→ Your objective
In the listing below, pick out lines with "Biological".

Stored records
• • •

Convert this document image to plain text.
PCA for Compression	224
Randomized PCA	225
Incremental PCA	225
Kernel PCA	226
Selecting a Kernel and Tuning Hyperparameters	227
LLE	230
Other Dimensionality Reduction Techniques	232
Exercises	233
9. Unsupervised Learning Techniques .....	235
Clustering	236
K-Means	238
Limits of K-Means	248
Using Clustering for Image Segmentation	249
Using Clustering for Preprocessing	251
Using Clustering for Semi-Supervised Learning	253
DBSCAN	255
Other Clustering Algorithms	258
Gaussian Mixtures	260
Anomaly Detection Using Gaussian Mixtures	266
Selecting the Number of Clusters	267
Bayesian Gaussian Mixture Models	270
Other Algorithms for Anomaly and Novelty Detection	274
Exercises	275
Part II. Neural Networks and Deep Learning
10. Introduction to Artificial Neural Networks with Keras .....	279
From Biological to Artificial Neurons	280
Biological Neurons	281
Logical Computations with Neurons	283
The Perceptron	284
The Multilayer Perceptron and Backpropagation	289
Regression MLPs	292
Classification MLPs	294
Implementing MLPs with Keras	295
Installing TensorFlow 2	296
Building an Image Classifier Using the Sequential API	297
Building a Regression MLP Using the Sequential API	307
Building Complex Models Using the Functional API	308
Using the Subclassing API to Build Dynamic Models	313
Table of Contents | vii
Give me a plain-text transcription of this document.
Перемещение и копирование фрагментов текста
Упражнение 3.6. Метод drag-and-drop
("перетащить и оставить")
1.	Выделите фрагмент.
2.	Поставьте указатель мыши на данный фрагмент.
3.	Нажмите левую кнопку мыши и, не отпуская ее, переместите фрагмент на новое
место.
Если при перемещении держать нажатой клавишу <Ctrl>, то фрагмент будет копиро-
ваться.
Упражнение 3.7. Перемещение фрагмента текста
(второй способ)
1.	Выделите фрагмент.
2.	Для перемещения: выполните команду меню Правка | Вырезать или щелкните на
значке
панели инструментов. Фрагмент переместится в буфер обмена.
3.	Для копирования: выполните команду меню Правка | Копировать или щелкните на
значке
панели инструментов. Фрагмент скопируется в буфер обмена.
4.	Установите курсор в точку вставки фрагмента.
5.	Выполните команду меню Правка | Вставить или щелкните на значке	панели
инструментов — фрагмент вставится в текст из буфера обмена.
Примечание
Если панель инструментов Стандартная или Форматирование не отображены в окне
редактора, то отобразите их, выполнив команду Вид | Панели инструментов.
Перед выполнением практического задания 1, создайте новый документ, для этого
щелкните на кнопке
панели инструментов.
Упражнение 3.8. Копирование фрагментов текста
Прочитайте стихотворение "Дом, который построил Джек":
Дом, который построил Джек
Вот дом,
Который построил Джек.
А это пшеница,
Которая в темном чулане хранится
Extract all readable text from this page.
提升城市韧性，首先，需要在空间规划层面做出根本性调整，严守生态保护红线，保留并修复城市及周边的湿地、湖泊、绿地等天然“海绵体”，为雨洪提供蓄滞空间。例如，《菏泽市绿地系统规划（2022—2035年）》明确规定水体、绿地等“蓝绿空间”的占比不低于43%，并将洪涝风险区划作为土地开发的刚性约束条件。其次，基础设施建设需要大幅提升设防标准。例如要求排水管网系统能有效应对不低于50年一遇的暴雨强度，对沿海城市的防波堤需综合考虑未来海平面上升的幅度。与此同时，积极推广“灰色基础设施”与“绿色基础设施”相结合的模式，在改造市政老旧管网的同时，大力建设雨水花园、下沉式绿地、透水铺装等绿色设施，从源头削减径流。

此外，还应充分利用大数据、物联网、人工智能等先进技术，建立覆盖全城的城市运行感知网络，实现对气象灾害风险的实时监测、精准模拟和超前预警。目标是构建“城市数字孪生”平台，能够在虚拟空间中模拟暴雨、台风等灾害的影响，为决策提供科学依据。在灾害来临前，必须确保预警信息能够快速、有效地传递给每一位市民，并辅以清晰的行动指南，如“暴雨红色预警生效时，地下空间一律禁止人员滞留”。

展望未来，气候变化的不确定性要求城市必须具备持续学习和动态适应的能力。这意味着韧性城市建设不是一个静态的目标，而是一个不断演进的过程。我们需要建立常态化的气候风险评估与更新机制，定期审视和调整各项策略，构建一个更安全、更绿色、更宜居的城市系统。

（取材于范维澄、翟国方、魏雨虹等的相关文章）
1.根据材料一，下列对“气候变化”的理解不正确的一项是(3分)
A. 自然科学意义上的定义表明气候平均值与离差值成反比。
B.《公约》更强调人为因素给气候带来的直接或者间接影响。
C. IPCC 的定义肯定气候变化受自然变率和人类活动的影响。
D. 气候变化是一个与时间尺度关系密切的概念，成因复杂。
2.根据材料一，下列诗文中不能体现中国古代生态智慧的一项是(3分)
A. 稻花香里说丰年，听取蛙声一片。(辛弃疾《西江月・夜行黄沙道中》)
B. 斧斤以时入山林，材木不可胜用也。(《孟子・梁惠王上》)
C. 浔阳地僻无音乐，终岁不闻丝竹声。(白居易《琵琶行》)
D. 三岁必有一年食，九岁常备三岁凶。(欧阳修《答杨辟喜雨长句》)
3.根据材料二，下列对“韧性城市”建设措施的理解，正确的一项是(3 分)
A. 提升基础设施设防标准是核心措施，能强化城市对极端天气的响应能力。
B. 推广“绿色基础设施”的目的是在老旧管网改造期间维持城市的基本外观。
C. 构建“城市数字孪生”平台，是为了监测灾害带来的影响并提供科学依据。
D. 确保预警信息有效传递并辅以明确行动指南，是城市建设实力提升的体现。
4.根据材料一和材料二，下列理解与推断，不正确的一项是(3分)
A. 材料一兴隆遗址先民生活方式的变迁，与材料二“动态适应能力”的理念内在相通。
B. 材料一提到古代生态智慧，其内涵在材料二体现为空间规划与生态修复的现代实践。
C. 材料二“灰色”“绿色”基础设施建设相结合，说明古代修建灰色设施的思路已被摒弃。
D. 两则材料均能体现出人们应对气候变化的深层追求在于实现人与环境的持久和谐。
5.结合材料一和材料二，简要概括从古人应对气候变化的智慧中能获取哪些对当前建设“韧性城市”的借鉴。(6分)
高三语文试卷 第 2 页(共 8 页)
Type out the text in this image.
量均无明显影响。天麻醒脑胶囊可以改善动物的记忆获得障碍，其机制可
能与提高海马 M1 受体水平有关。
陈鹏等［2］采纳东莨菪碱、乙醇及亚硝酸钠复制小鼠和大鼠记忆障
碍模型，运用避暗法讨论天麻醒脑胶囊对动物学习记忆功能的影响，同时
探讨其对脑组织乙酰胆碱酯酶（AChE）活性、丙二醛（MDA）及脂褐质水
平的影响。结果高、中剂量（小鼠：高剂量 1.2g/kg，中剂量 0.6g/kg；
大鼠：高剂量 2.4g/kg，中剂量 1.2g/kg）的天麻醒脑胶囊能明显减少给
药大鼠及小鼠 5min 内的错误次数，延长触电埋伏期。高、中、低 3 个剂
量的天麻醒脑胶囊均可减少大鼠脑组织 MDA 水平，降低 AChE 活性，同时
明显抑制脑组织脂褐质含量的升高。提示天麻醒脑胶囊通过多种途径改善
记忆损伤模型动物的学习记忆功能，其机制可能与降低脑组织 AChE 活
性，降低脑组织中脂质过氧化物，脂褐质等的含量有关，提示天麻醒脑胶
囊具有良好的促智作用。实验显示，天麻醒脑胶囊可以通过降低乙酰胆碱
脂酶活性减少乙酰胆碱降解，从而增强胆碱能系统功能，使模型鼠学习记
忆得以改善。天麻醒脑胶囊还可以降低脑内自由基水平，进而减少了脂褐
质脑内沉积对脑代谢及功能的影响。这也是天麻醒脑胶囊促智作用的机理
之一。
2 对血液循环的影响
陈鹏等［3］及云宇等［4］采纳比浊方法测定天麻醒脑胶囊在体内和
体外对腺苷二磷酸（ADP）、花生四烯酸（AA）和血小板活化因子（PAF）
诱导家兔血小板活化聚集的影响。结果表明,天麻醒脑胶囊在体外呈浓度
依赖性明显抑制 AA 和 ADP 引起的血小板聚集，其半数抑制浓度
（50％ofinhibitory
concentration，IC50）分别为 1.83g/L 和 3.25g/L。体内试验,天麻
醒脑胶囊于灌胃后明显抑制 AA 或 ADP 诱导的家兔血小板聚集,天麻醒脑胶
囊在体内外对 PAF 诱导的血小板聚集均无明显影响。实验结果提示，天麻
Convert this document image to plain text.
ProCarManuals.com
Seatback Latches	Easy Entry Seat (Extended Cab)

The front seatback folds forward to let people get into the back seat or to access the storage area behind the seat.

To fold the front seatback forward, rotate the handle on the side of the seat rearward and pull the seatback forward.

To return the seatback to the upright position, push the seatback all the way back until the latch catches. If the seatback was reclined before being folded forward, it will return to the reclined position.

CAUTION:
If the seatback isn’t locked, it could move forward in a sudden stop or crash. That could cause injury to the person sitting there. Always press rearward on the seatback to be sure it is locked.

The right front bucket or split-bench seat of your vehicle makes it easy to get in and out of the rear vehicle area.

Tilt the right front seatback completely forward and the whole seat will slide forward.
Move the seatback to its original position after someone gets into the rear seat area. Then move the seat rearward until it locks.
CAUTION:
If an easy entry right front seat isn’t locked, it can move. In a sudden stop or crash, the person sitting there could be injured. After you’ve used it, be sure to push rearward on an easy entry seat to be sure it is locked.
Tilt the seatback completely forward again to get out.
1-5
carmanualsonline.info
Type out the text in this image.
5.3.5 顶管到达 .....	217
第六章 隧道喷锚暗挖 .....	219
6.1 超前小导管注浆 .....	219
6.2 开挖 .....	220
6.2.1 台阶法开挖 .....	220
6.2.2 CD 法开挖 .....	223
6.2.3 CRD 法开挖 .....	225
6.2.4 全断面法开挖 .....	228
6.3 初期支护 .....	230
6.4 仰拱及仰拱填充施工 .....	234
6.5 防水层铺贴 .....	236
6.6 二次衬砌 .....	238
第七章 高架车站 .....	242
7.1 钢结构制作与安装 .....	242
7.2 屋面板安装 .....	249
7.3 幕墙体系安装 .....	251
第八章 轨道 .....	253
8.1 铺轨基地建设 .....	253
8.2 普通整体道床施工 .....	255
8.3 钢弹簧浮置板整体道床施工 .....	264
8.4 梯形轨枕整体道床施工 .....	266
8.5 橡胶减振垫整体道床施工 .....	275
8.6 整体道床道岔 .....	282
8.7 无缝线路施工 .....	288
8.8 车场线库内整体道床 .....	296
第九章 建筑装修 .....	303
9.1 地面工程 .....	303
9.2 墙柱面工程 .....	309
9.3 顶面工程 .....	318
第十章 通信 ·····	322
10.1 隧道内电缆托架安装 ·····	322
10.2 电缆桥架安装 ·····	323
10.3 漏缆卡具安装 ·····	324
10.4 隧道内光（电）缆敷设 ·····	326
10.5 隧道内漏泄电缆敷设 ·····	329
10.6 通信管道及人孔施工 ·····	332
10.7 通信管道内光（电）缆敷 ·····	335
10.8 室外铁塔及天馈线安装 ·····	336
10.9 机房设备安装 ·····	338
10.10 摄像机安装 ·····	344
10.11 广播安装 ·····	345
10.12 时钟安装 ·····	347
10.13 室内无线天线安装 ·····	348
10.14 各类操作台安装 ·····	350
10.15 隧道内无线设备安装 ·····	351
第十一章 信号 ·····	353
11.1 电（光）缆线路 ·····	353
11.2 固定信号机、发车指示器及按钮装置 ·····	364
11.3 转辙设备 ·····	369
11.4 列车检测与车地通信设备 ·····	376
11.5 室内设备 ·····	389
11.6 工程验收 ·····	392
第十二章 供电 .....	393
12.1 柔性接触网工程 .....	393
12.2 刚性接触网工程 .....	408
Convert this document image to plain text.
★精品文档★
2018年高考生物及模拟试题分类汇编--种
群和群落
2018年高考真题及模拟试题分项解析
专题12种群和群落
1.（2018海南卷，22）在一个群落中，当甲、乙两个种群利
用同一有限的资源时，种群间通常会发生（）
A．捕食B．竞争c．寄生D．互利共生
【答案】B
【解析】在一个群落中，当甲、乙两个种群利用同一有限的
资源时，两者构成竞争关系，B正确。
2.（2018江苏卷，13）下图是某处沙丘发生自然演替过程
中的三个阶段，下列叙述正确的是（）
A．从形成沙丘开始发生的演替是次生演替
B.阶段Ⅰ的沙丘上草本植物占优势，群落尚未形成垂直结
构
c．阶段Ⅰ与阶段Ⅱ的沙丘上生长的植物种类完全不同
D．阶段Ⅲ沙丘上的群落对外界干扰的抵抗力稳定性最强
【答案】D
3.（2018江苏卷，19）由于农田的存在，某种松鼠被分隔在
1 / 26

• • •

→ Answer to the task
From Biological to Artificial Neurons	280
Biological Neurons	281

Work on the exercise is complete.